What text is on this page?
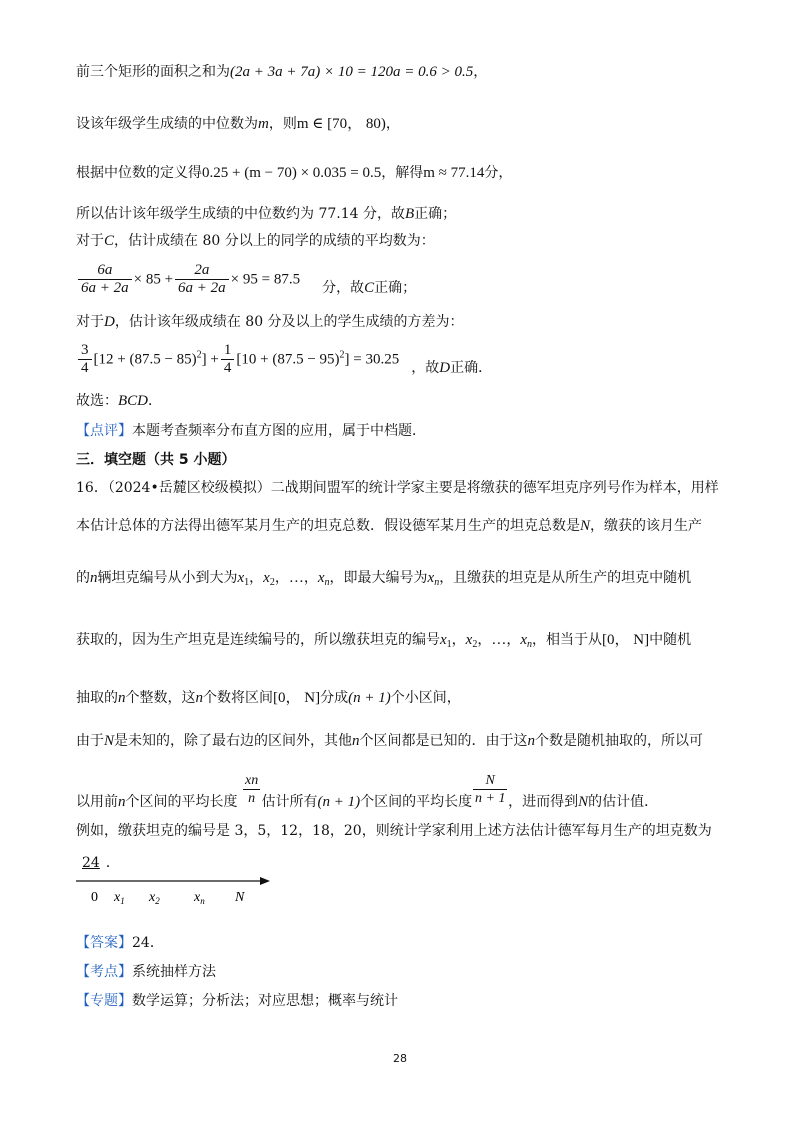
前三个矩形的面积之和为(2a + 3a + 7a) × 10 = 120a = 0.6 > 0.5，
设该年级学生成绩的中位数为m，则m ∈ [70， 80)，
根据中位数的定义得0.25 + (m − 70) × 0.035 = 0.5，解得m ≈ 77.14分，
所以估计该年级学生成绩的中位数约为 77.14 分，故B正确；
对于C，估计成绩在 80 分以上的同学的成绩的平均数为：
$\frac{6a}{6a + 2a} \times 85 + \frac{2a}{6a + 2a} \times 95 = 87.5$ 分，故C正确；
对于D，估计该年级成绩在 80 分及以上的学生成绩的方差为：
$\frac{3}{4} [12 + (87.5 - 85)^2] + \frac{1}{4} [10 + (87.5 - 95)^2] = 30.25$ ，故D正确．
故选：BCD．
【点评】本题考查频率分布直方图的应用，属于中档题．
三．填空题（共 5 小题）
16．（2024•岳麓区校级模拟）二战期间盟军的统计学家主要是将缴获的德军坦克序列号作为样本，用样
本估计总体的方法得出德军某月生产的坦克总数．假设德军某月生产的坦克总数是N，缴获的该月生产
的n辆坦克编号从小到大为$x_1$，$x_2$，…，$x_n$，即最大编号为$x_n$，且缴获的坦克是从所生产的坦克中随机
获取的，因为生产坦克是连续编号的，所以缴获坦克的编号$x_1$，$x_2$，…，$x_n$，相当于从[0， N]中随机
抽取的n个整数，这n个数将区间[0， N]分成(n + 1)个小区间，
由于N是未知的，除了最右边的区间外，其他n个区间都是已知的．由于这n个数是随机抽取的，所以可
以用前n个区间的平均长度 估计所有(n + 1)个区间的平均长度	，进而得到N的估计值．
$\frac{xn}{n}$	$\frac{N}{n + 1}$
例如，缴获坦克的编号是 3，5，12，18，20，则统计学家利用上述方法估计德军每月生产的坦克数为
24 ．
0 $x_1$ $x_2$ $x_n$ N
【答案】24．
【考点】系统抽样方法
【专题】数学运算；分析法；对应思想；概率与统计
28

• Task prompt:
Transcribe all of the entries word for word, but skip any pictures they contain.

• Worked answer:
What text is on this page?
前三个矩形的面积之和为(2a + 3a + 7a) × 10 = 120a = 0.6 > 0.5，
设该年级学生成绩的中位数为m，则m ∈ [70， 80)，
根据中位数的定义得0.25 + (m − 70) × 0.035 = 0.5，解得m ≈ 77.14分，
所以估计该年级学生成绩的中位数约为 77.14 分，故B正确；
对于C，估计成绩在 80 分以上的同学的成绩的平均数为：
$\frac{6a}{6a + 2a} \times 85 + \frac{2a}{6a + 2a} \times 95 = 87.5$ 分，故C正确；
对于D，估计该年级成绩在 80 分及以上的学生成绩的方差为：
$\frac{3}{4} [12 + (87.5 - 85)^2] + \frac{1}{4} [10 + (87.5 - 95)^2] = 30.25$ ，故D正确．
故选：BCD．
【点评】本题考查频率分布直方图的应用，属于中档题．
三．填空题（共 5 小题）
16．（2024•岳麓区校级模拟）二战期间盟军的统计学家主要是将缴获的德军坦克序列号作为样本，用样
本估计总体的方法得出德军某月生产的坦克总数．假设德军某月生产的坦克总数是N，缴获的该月生产
的n辆坦克编号从小到大为$x_1$，$x_2$，…，$x_n$，即最大编号为$x_n$，且缴获的坦克是从所生产的坦克中随机
获取的，因为生产坦克是连续编号的，所以缴获坦克的编号$x_1$，$x_2$，…，$x_n$，相当于从[0， N]中随机
抽取的n个整数，这n个数将区间[0， N]分成(n + 1)个小区间，
由于N是未知的，除了最右边的区间外，其他n个区间都是已知的．由于这n个数是随机抽取的，所以可
以用前n个区间的平均长度 估计所有(n + 1)个区间的平均长度	，进而得到N的估计值．
$\frac{xn}{n}$	$\frac{N}{n + 1}$
例如，缴获坦克的编号是 3，5，12，18，20，则统计学家利用上述方法估计德军每月生产的坦克数为
24 ．
0 $x_1$ $x_2$ $x_n$ N
【答案】24．
【考点】系统抽样方法
【专题】数学运算；分析法；对应思想；概率与统计
28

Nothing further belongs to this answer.